**Exercise description**. Make an exact copy of the lines, leaving the pictures out.

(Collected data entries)
--
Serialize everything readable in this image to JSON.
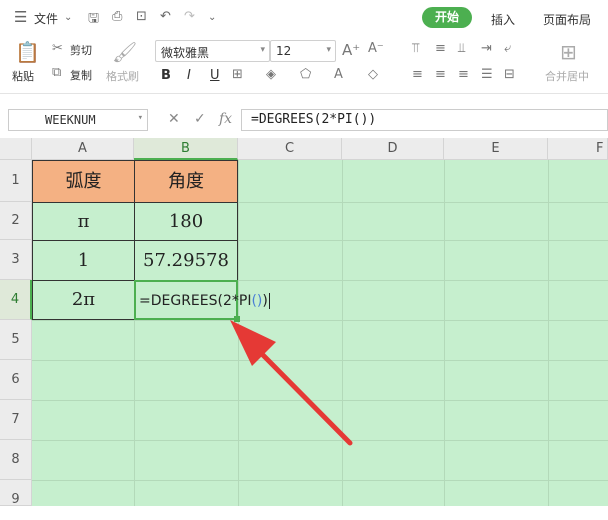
{
  "menu": {
    "menu_icon": "hamburger-icon",
    "file": "文件"
  },
  "tabs": {
    "home": "开始",
    "insert": "插入",
    "layout": "页面布局"
  },
  "ribbon": {
    "paste": "粘贴",
    "cut": "剪切",
    "copy": "复制",
    "format_painter": "格式刷",
    "font_name": "微软雅黑",
    "font_size": "12",
    "bold": "B",
    "italic": "I",
    "underline": "U",
    "merge_center": "合并居中"
  },
  "formula_bar": {
    "name_box": "WEEKNUM",
    "fx": "fx",
    "formula": "=DEGREES(2*PI())"
  },
  "columns": [
    "A",
    "B",
    "C",
    "D",
    "E",
    "F"
  ],
  "rows": [
    "1",
    "2",
    "3",
    "4",
    "5",
    "6",
    "7",
    "8",
    "9"
  ],
  "cells": {
    "a1": "弧度",
    "b1": "角度",
    "a2": "π",
    "b2": "180",
    "a3": "1",
    "b3": "57.29578",
    "a4": "2π",
    "b4_prefix": "=DEGREES(2*PI",
    "b4_parens": "()",
    "b4_suffix": ")"
  },
  "colors": {
    "header_fill": "#f4b183",
    "sheet_bg": "#c6efce",
    "accent": "#4caf50",
    "arrow": "#e53935"
  }
}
--
**Final result**.
Serialize everything readable in this image to JSON.
{
  "menu": {
    "menu_icon": "hamburger-icon",
    "file": "文件"
  },
  "tabs": {
    "home": "开始",
    "insert": "插入",
    "layout": "页面布局"
  },
  "ribbon": {
    "paste": "粘贴",
    "cut": "剪切",
    "copy": "复制",
    "format_painter": "格式刷",
    "font_name": "微软雅黑",
    "font_size": "12",
    "bold": "B",
    "italic": "I",
    "underline": "U",
    "merge_center": "合并居中"
  },
  "formula_bar": {
    "name_box": "WEEKNUM",
    "fx": "fx",
    "formula": "=DEGREES(2*PI())"
  },
  "columns": [
    "A",
    "B",
    "C",
    "D",
    "E",
    "F"
  ],
  "rows": [
    "1",
    "2",
    "3",
    "4",
    "5",
    "6",
    "7",
    "8",
    "9"
  ],
  "cells": {
    "a1": "弧度",
    "b1": "角度",
    "a2": "π",
    "b2": "180",
    "a3": "1",
    "b3": "57.29578",
    "a4": "2π",
    "b4_prefix": "=DEGREES(2*PI",
    "b4_parens": "()",
    "b4_suffix": ")"
  },
  "colors": {
    "header_fill": "#f4b183",
    "sheet_bg": "#c6efce",
    "accent": "#4caf50",
    "arrow": "#e53935"
  }
}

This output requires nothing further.